PROBLEM DESCRIPTION: Please print every line of the data below unchanged.

Annotated element entries:
━━━

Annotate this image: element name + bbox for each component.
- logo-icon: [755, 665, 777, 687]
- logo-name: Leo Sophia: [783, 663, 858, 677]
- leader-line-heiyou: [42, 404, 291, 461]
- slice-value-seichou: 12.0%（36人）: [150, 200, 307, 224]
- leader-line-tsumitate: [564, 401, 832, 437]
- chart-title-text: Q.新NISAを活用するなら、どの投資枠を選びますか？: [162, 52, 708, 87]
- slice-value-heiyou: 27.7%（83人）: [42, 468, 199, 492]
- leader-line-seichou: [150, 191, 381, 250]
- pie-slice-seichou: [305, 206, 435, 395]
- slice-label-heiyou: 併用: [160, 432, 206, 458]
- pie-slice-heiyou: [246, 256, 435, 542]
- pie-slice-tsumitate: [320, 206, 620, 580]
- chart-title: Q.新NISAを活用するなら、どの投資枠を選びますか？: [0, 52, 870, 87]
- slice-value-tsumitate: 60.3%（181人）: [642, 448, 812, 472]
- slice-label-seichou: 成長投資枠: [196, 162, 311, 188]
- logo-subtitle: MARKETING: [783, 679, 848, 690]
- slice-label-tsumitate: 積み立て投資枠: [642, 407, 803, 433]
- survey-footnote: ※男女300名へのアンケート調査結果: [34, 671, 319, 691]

━━━

OUTPUT OF THE EXERCISE:
Annotate this image: element name + bbox for each component.
- logo-icon: [755, 665, 777, 687]
- logo-name: Leo Sophia: [783, 663, 858, 677]
- leader-line-heiyou: [42, 404, 291, 461]
- slice-value-seichou: 12.0%（36人）: [150, 200, 307, 224]
- leader-line-tsumitate: [564, 401, 832, 437]
- chart-title-text: Q.新NISAを活用するなら、どの投資枠を選びますか？: [162, 52, 708, 87]
- slice-value-heiyou: 27.7%（83人）: [42, 468, 199, 492]
- leader-line-seichou: [150, 191, 381, 250]
- pie-slice-seichou: [305, 206, 435, 395]
- slice-label-heiyou: 併用: [160, 432, 206, 458]
- pie-slice-heiyou: [246, 256, 435, 542]
- pie-slice-tsumitate: [320, 206, 620, 580]
- chart-title: Q.新NISAを活用するなら、どの投資枠を選びますか？: [0, 52, 870, 87]
- slice-value-tsumitate: 60.3%（181人）: [642, 448, 812, 472]
- slice-label-seichou: 成長投資枠: [196, 162, 311, 188]
- logo-subtitle: MARKETING: [783, 679, 848, 690]
- slice-label-tsumitate: 積み立て投資枠: [642, 407, 803, 433]
- survey-footnote: ※男女300名へのアンケート調査結果: [34, 671, 319, 691]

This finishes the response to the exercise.